■ THE EXERCISE: Check each line of the data for "JSON" and select those that have it.
━━━━━━━━━━━━━━━━━━━━━━━━━━━━━━
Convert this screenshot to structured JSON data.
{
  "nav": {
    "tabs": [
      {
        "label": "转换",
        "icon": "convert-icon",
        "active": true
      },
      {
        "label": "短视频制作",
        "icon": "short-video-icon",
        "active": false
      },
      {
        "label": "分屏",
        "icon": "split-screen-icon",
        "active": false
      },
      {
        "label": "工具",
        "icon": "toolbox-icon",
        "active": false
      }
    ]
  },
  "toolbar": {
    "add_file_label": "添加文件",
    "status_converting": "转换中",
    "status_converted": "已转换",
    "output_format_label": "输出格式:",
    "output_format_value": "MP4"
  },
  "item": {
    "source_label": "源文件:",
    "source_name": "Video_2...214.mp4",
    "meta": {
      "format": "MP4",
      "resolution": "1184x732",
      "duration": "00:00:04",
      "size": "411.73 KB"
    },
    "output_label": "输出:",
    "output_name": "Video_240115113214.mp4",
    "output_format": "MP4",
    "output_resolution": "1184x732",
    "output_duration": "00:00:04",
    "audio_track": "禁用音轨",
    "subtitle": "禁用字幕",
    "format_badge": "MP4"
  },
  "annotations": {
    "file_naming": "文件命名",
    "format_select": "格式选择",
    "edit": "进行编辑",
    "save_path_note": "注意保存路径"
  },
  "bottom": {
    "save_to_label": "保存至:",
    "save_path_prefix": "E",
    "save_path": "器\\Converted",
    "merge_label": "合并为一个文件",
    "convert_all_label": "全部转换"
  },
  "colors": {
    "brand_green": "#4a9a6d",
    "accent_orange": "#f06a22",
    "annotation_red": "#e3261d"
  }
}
━━━━━━━━━━━━━━━━━━━━━━━━━━━━━━
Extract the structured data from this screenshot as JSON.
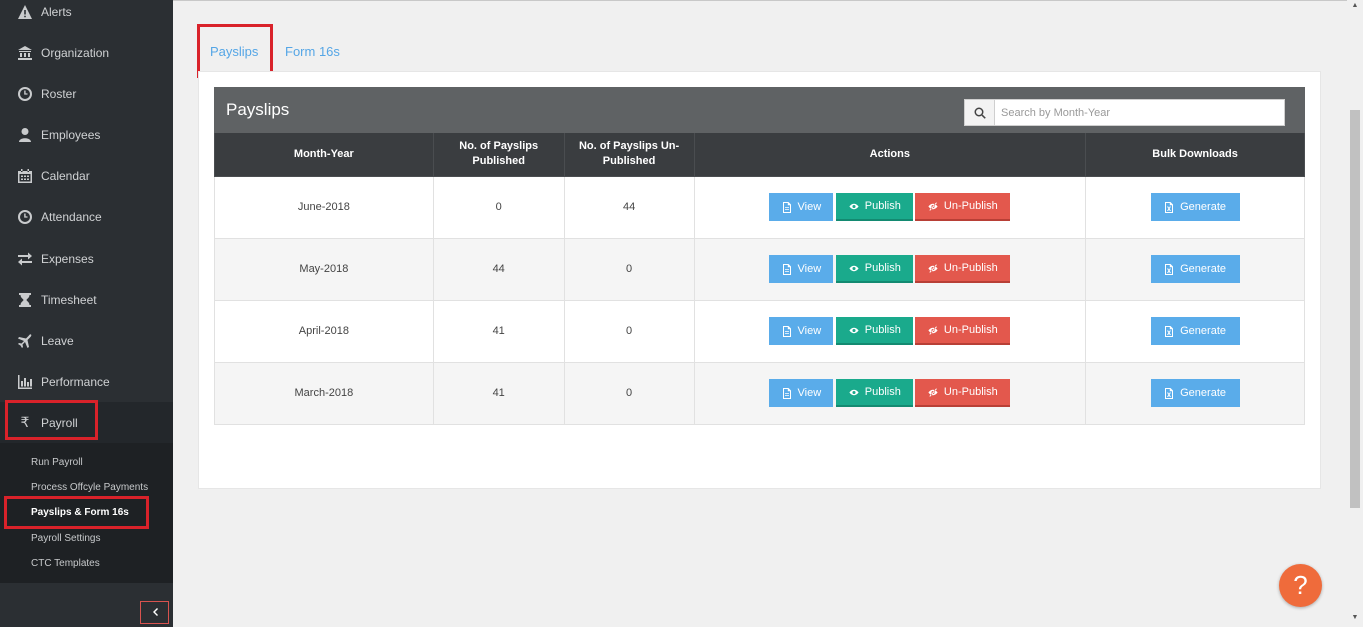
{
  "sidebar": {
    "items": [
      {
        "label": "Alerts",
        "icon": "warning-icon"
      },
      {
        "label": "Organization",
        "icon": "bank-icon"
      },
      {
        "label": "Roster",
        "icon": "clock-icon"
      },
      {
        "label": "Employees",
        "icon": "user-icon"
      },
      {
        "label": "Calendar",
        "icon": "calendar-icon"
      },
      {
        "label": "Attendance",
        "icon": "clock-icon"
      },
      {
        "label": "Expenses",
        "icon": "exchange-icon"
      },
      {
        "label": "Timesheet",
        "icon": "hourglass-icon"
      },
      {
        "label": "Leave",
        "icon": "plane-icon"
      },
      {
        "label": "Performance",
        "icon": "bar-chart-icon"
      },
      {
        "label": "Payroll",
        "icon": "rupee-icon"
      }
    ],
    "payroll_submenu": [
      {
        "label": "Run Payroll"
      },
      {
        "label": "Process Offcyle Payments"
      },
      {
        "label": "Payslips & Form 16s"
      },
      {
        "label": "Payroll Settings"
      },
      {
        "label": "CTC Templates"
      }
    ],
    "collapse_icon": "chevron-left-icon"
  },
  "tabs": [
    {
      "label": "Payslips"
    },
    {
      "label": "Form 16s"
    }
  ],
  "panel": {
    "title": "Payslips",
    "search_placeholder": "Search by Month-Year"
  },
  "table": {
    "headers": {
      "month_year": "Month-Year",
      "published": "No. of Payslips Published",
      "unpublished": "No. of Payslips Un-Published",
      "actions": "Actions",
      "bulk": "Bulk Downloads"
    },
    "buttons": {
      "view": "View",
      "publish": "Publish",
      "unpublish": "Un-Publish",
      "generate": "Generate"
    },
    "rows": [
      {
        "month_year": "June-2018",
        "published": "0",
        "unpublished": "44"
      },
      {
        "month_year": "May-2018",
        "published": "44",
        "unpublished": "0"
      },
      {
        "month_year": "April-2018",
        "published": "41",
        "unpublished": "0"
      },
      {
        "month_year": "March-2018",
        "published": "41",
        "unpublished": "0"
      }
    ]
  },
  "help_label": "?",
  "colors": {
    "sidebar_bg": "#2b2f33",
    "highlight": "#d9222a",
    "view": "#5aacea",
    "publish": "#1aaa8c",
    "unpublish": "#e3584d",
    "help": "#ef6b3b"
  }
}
━━━━━━━━━━━━━━━━━━━━━━━━━━━━━━
■ REPLY TO THE EXERCISE:
Convert this screenshot to structured JSON data.
Extract the structured data from this screenshot as JSON.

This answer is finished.